[WHAT THE TASK REQUIRES] Print all the entries verbatim.

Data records
— START —

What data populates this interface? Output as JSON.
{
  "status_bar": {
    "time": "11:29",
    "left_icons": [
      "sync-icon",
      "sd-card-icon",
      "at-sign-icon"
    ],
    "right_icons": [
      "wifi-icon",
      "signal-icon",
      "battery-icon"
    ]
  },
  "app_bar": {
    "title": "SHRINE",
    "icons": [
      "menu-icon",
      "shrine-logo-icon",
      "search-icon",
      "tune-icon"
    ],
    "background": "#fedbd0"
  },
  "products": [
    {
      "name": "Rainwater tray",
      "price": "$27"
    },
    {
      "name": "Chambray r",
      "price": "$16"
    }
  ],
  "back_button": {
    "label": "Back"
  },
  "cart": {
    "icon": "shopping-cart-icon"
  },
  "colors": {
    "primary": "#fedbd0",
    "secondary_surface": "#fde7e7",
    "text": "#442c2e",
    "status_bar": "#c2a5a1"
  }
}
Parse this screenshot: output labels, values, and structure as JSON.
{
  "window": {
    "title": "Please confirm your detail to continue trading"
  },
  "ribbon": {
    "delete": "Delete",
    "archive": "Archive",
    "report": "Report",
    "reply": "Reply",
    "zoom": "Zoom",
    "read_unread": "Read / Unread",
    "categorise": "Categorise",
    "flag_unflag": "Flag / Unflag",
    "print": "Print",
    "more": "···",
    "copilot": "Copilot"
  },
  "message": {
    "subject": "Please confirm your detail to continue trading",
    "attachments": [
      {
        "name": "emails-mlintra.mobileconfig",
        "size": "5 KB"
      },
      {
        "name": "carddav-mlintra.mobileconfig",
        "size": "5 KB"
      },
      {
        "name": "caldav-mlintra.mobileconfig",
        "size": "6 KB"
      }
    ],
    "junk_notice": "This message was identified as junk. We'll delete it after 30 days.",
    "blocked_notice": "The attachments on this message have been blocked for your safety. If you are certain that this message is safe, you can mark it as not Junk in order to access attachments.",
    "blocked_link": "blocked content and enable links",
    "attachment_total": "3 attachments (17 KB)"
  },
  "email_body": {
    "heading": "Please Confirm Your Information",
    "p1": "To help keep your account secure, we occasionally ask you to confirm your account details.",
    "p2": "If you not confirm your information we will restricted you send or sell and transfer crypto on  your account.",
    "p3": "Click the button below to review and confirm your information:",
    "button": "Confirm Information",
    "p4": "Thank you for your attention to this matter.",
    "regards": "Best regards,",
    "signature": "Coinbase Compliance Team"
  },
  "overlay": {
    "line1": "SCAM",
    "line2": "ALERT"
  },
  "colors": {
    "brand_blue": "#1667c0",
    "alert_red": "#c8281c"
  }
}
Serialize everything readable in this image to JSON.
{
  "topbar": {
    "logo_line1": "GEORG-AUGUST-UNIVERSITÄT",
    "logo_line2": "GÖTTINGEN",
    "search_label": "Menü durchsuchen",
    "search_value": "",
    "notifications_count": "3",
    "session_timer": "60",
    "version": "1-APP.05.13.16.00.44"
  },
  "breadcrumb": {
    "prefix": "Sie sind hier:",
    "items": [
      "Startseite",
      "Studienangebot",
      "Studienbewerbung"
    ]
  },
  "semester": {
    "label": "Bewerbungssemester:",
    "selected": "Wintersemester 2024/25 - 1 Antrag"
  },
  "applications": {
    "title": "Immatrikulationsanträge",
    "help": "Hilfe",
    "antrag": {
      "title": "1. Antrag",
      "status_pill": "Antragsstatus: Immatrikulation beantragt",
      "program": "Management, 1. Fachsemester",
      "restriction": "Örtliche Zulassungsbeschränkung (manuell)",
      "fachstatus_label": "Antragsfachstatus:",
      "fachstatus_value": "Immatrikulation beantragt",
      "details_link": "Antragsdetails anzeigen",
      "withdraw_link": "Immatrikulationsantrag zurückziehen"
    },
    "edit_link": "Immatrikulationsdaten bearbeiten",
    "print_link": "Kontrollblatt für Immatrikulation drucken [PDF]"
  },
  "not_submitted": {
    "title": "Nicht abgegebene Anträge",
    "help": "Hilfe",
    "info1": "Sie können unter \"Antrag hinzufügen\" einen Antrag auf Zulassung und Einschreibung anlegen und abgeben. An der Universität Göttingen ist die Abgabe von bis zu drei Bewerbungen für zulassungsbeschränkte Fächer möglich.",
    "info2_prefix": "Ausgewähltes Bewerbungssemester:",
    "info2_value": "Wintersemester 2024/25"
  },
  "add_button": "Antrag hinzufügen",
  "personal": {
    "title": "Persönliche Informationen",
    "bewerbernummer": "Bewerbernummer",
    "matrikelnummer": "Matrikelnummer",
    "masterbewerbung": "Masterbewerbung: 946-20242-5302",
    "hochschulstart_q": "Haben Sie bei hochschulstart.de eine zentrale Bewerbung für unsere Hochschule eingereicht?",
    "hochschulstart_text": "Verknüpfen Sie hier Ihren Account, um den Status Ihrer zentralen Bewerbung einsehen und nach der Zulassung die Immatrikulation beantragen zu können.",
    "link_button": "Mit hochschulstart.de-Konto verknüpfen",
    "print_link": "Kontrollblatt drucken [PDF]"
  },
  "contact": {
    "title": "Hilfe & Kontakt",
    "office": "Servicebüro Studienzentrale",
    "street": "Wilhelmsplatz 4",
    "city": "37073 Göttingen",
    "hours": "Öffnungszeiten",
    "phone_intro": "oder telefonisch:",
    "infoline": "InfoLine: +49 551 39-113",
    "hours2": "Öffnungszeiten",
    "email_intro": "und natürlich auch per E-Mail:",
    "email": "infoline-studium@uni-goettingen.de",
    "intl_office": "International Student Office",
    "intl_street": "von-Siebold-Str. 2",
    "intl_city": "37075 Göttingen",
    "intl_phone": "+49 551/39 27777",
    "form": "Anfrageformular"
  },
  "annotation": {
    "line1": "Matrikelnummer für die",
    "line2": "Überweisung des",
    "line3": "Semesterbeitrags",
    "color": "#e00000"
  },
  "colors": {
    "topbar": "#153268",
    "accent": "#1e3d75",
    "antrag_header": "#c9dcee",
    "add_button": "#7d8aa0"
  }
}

— END —

[EXERCISE RESULT]
What data populates this interface? Output as JSON.
{
  "status_bar": {
    "time": "11:29",
    "left_icons": [
      "sync-icon",
      "sd-card-icon",
      "at-sign-icon"
    ],
    "right_icons": [
      "wifi-icon",
      "signal-icon",
      "battery-icon"
    ]
  },
  "app_bar": {
    "title": "SHRINE",
    "icons": [
      "menu-icon",
      "shrine-logo-icon",
      "search-icon",
      "tune-icon"
    ],
    "background": "#fedbd0"
  },
  "products": [
    {
      "name": "Rainwater tray",
      "price": "$27"
    },
    {
      "name": "Chambray r",
      "price": "$16"
    }
  ],
  "back_button": {
    "label": "Back"
  },
  "cart": {
    "icon": "shopping-cart-icon"
  },
  "colors": {
    "primary": "#fedbd0",
    "secondary_surface": "#fde7e7",
    "text": "#442c2e",
    "status_bar": "#c2a5a1"
  }
}
Parse this screenshot: output labels, values, and structure as JSON.
{
  "window": {
    "title": "Please confirm your detail to continue trading"
  },
  "ribbon": {
    "delete": "Delete",
    "archive": "Archive",
    "report": "Report",
    "reply": "Reply",
    "zoom": "Zoom",
    "read_unread": "Read / Unread",
    "categorise": "Categorise",
    "flag_unflag": "Flag / Unflag",
    "print": "Print",
    "more": "···",
    "copilot": "Copilot"
  },
  "message": {
    "subject": "Please confirm your detail to continue trading",
    "attachments": [
      {
        "name": "emails-mlintra.mobileconfig",
        "size": "5 KB"
      },
      {
        "name": "carddav-mlintra.mobileconfig",
        "size": "5 KB"
      },
      {
        "name": "caldav-mlintra.mobileconfig",
        "size": "6 KB"
      }
    ],
    "junk_notice": "This message was identified as junk. We'll delete it after 30 days.",
    "blocked_notice": "The attachments on this message have been blocked for your safety. If you are certain that this message is safe, you can mark it as not Junk in order to access attachments.",
    "blocked_link": "blocked content and enable links",
    "attachment_total": "3 attachments (17 KB)"
  },
  "email_body": {
    "heading": "Please Confirm Your Information",
    "p1": "To help keep your account secure, we occasionally ask you to confirm your account details.",
    "p2": "If you not confirm your information we will restricted you send or sell and transfer crypto on  your account.",
    "p3": "Click the button below to review and confirm your information:",
    "button": "Confirm Information",
    "p4": "Thank you for your attention to this matter.",
    "regards": "Best regards,",
    "signature": "Coinbase Compliance Team"
  },
  "overlay": {
    "line1": "SCAM",
    "line2": "ALERT"
  },
  "colors": {
    "brand_blue": "#1667c0",
    "alert_red": "#c8281c"
  }
}
Serialize everything readable in this image to JSON.
{
  "topbar": {
    "logo_line1": "GEORG-AUGUST-UNIVERSITÄT",
    "logo_line2": "GÖTTINGEN",
    "search_label": "Menü durchsuchen",
    "search_value": "",
    "notifications_count": "3",
    "session_timer": "60",
    "version": "1-APP.05.13.16.00.44"
  },
  "breadcrumb": {
    "prefix": "Sie sind hier:",
    "items": [
      "Startseite",
      "Studienangebot",
      "Studienbewerbung"
    ]
  },
  "semester": {
    "label": "Bewerbungssemester:",
    "selected": "Wintersemester 2024/25 - 1 Antrag"
  },
  "applications": {
    "title": "Immatrikulationsanträge",
    "help": "Hilfe",
    "antrag": {
      "title": "1. Antrag",
      "status_pill": "Antragsstatus: Immatrikulation beantragt",
      "program": "Management, 1. Fachsemester",
      "restriction": "Örtliche Zulassungsbeschränkung (manuell)",
      "fachstatus_label": "Antragsfachstatus:",
      "fachstatus_value": "Immatrikulation beantragt",
      "details_link": "Antragsdetails anzeigen",
      "withdraw_link": "Immatrikulationsantrag zurückziehen"
    },
    "edit_link": "Immatrikulationsdaten bearbeiten",
    "print_link": "Kontrollblatt für Immatrikulation drucken [PDF]"
  },
  "not_submitted": {
    "title": "Nicht abgegebene Anträge",
    "help": "Hilfe",
    "info1": "Sie können unter \"Antrag hinzufügen\" einen Antrag auf Zulassung und Einschreibung anlegen und abgeben. An der Universität Göttingen ist die Abgabe von bis zu drei Bewerbungen für zulassungsbeschränkte Fächer möglich.",
    "info2_prefix": "Ausgewähltes Bewerbungssemester:",
    "info2_value": "Wintersemester 2024/25"
  },
  "add_button": "Antrag hinzufügen",
  "personal": {
    "title": "Persönliche Informationen",
    "bewerbernummer": "Bewerbernummer",
    "matrikelnummer": "Matrikelnummer",
    "masterbewerbung": "Masterbewerbung: 946-20242-5302",
    "hochschulstart_q": "Haben Sie bei hochschulstart.de eine zentrale Bewerbung für unsere Hochschule eingereicht?",
    "hochschulstart_text": "Verknüpfen Sie hier Ihren Account, um den Status Ihrer zentralen Bewerbung einsehen und nach der Zulassung die Immatrikulation beantragen zu können.",
    "link_button": "Mit hochschulstart.de-Konto verknüpfen",
    "print_link": "Kontrollblatt drucken [PDF]"
  },
  "contact": {
    "title": "Hilfe & Kontakt",
    "office": "Servicebüro Studienzentrale",
    "street": "Wilhelmsplatz 4",
    "city": "37073 Göttingen",
    "hours": "Öffnungszeiten",
    "phone_intro": "oder telefonisch:",
    "infoline": "InfoLine: +49 551 39-113",
    "hours2": "Öffnungszeiten",
    "email_intro": "und natürlich auch per E-Mail:",
    "email": "infoline-studium@uni-goettingen.de",
    "intl_office": "International Student Office",
    "intl_street": "von-Siebold-Str. 2",
    "intl_city": "37075 Göttingen",
    "intl_phone": "+49 551/39 27777",
    "form": "Anfrageformular"
  },
  "annotation": {
    "line1": "Matrikelnummer für die",
    "line2": "Überweisung des",
    "line3": "Semesterbeitrags",
    "color": "#e00000"
  },
  "colors": {
    "topbar": "#153268",
    "accent": "#1e3d75",
    "antrag_header": "#c9dcee",
    "add_button": "#7d8aa0"
  }
}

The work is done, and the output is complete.